[Brief]: Identify and reproduce every line holding the string "text".

[Records from a data source]
·····

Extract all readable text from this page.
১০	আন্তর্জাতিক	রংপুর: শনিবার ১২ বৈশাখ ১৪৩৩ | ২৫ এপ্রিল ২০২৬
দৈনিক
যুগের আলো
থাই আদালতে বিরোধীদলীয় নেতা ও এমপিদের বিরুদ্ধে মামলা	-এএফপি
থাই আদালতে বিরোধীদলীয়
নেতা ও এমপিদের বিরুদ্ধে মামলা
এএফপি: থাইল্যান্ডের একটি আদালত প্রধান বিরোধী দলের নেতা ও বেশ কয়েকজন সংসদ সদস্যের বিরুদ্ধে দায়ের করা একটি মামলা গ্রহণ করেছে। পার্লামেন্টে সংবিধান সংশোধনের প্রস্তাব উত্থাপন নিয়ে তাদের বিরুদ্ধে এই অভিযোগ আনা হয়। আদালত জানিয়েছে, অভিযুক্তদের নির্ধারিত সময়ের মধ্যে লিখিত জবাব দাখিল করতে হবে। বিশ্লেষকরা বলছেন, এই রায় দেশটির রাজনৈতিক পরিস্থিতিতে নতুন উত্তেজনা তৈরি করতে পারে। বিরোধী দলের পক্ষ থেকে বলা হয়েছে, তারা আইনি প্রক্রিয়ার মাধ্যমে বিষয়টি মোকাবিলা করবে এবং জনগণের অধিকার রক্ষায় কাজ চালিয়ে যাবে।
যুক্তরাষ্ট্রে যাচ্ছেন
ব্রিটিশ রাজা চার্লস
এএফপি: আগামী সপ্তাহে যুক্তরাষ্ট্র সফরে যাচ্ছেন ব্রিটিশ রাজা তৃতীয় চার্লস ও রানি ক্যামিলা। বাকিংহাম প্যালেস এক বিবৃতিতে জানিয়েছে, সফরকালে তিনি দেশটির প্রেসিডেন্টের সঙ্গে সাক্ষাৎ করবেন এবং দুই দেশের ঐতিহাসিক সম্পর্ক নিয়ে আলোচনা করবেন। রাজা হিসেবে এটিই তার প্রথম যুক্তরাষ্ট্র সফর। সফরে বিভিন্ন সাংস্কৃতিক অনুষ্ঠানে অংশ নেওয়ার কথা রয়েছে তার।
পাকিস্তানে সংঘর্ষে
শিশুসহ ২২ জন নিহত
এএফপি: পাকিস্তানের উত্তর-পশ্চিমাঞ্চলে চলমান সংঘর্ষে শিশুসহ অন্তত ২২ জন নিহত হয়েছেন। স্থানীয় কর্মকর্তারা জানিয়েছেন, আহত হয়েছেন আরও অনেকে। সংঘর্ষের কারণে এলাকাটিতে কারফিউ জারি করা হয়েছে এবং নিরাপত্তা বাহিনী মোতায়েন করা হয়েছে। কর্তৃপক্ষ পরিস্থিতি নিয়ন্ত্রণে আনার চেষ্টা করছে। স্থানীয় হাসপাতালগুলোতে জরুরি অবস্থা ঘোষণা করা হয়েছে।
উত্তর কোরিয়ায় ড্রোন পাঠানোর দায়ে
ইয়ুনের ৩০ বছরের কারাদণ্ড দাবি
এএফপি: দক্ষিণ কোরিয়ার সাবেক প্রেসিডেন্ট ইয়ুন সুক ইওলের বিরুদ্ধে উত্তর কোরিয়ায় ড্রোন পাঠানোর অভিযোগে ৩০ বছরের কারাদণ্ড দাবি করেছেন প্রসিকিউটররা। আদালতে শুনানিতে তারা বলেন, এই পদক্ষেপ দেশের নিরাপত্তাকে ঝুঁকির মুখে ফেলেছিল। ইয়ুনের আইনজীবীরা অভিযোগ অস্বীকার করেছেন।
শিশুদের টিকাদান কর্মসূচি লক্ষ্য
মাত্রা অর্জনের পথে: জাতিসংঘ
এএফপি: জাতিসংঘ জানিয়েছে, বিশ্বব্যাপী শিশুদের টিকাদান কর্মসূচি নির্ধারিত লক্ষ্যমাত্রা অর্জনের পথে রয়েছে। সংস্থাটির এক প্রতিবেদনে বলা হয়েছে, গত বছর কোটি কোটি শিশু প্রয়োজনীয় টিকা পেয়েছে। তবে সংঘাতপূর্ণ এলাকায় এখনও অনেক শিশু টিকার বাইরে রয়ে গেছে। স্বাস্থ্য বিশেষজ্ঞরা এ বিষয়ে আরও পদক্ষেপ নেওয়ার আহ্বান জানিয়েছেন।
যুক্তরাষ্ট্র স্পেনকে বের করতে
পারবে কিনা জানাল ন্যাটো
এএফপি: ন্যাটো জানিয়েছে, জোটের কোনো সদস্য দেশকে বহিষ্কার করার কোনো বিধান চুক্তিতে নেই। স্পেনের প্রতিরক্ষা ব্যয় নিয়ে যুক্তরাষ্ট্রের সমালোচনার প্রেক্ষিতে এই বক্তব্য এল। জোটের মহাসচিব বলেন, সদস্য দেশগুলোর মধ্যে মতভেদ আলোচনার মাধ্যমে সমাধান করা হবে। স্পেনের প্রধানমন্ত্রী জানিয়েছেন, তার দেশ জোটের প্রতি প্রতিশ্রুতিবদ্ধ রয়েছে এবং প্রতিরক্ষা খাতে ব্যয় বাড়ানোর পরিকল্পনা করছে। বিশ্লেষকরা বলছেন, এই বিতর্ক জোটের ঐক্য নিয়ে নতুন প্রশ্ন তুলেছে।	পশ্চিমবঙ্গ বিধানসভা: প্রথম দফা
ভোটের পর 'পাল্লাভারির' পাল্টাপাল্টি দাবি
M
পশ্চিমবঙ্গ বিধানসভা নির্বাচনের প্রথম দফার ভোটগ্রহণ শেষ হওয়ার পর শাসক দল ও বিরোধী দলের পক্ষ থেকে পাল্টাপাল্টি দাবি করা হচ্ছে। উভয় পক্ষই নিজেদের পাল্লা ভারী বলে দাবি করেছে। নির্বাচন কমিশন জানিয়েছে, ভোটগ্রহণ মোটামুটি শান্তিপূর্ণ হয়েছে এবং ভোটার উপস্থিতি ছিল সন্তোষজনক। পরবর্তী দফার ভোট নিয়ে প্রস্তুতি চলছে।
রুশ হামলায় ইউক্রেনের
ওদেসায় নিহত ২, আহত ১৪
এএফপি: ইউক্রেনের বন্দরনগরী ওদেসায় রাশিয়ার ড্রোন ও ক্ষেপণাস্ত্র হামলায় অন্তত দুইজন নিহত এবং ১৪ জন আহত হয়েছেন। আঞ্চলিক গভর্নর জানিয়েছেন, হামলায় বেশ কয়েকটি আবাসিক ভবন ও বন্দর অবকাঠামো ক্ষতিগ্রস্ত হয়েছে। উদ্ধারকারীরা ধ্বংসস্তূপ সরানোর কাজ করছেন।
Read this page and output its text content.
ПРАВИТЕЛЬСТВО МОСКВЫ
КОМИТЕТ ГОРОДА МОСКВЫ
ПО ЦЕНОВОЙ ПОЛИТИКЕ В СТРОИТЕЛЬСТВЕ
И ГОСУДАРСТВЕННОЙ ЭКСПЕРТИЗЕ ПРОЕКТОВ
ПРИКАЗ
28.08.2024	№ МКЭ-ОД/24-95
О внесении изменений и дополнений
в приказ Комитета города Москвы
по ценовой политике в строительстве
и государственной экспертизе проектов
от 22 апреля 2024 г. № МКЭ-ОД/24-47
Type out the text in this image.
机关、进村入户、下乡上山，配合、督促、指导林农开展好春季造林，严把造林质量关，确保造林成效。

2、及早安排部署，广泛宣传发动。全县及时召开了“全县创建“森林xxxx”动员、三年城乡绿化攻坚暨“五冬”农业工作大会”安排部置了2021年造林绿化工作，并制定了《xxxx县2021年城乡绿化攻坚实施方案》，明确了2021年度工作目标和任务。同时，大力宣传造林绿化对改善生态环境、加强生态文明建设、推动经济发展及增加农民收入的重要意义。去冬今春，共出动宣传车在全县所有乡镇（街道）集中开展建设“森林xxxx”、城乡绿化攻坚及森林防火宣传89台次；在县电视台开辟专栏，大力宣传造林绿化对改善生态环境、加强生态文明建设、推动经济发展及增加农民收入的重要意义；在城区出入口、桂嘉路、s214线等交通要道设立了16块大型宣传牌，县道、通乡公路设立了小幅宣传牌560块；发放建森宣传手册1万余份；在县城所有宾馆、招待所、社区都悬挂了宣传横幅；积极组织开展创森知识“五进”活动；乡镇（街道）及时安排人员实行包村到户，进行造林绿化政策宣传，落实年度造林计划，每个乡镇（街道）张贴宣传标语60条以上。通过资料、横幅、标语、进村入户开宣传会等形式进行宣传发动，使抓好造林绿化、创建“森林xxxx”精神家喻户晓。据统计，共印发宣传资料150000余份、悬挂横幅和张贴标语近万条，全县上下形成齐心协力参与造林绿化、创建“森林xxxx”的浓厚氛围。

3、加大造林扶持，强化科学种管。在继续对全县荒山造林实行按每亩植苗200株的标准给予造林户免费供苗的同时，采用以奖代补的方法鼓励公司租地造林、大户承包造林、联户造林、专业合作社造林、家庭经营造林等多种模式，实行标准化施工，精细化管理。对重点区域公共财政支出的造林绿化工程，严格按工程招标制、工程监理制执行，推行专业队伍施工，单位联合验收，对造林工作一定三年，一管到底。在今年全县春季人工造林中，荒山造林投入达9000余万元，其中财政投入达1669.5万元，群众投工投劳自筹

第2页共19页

·····

[Result of the task]:
Extract all readable text from this page.
Read this page and output its text content.
Type out the text in this image.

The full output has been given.